- **STATED TASK**:
Give the number of lines in the data that hold the string "quyết". Nothing else is needed.

- **EXERCISE INPUTS**:

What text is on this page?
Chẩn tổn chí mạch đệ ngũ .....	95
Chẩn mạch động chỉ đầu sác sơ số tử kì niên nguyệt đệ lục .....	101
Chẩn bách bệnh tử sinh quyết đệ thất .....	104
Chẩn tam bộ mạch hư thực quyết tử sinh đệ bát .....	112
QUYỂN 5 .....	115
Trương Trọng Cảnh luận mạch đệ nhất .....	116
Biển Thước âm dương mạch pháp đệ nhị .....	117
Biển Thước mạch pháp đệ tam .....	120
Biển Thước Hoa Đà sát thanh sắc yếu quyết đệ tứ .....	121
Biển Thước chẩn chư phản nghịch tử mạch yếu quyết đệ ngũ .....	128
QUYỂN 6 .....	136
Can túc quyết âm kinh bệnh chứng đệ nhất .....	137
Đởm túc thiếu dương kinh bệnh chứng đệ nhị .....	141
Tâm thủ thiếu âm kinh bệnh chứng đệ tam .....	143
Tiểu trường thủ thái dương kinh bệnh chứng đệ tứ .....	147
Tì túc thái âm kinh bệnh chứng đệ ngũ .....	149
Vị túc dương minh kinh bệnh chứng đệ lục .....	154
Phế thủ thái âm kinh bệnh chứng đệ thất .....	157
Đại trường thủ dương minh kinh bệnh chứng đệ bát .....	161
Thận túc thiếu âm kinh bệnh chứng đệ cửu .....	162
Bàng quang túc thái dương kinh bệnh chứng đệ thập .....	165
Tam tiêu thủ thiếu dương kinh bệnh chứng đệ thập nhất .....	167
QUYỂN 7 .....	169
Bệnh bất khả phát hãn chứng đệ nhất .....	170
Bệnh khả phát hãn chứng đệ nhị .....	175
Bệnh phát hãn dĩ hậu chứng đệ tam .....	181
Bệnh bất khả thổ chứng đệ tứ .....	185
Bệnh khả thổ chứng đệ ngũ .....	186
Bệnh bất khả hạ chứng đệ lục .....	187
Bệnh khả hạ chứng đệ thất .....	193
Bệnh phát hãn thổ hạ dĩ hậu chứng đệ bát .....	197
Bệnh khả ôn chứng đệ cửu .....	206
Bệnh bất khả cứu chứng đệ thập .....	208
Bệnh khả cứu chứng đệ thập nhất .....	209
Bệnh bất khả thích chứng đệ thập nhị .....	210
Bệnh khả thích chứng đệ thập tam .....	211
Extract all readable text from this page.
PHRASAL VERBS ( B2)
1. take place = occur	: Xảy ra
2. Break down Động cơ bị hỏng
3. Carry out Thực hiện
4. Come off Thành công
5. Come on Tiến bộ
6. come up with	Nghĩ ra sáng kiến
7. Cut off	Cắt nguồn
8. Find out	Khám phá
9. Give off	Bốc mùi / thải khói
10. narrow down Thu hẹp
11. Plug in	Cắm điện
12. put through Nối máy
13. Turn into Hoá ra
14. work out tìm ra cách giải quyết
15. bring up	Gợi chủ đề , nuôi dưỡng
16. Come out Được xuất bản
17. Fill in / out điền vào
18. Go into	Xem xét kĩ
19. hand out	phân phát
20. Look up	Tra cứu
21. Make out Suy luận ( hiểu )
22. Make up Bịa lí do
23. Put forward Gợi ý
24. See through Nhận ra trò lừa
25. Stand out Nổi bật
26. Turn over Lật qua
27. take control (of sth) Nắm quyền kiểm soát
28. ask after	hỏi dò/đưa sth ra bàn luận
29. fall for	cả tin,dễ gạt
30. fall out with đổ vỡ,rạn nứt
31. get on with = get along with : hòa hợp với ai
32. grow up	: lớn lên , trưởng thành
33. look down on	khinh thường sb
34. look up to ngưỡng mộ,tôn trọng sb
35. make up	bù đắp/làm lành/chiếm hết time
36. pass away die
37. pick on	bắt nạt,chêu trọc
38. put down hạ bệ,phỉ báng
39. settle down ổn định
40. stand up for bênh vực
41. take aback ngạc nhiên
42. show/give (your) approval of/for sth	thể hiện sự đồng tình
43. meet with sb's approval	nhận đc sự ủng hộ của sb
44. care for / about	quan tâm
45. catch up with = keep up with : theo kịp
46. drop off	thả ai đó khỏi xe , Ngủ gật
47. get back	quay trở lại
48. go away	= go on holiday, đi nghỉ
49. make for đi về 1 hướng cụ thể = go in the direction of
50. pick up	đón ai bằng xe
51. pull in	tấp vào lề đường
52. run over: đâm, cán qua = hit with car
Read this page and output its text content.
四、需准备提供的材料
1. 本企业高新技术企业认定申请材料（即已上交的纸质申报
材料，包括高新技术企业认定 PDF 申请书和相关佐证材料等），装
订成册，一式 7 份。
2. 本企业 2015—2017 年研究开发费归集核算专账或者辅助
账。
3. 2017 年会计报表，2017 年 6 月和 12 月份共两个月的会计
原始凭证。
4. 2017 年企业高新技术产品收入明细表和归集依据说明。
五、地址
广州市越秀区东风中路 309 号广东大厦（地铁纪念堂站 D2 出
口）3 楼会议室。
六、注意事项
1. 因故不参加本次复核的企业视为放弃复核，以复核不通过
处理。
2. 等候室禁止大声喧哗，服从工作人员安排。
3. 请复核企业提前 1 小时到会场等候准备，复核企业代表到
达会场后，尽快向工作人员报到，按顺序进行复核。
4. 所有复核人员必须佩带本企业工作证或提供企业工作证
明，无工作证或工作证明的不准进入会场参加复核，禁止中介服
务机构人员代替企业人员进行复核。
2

- **SOLUTION FOR THIS TASK**:
6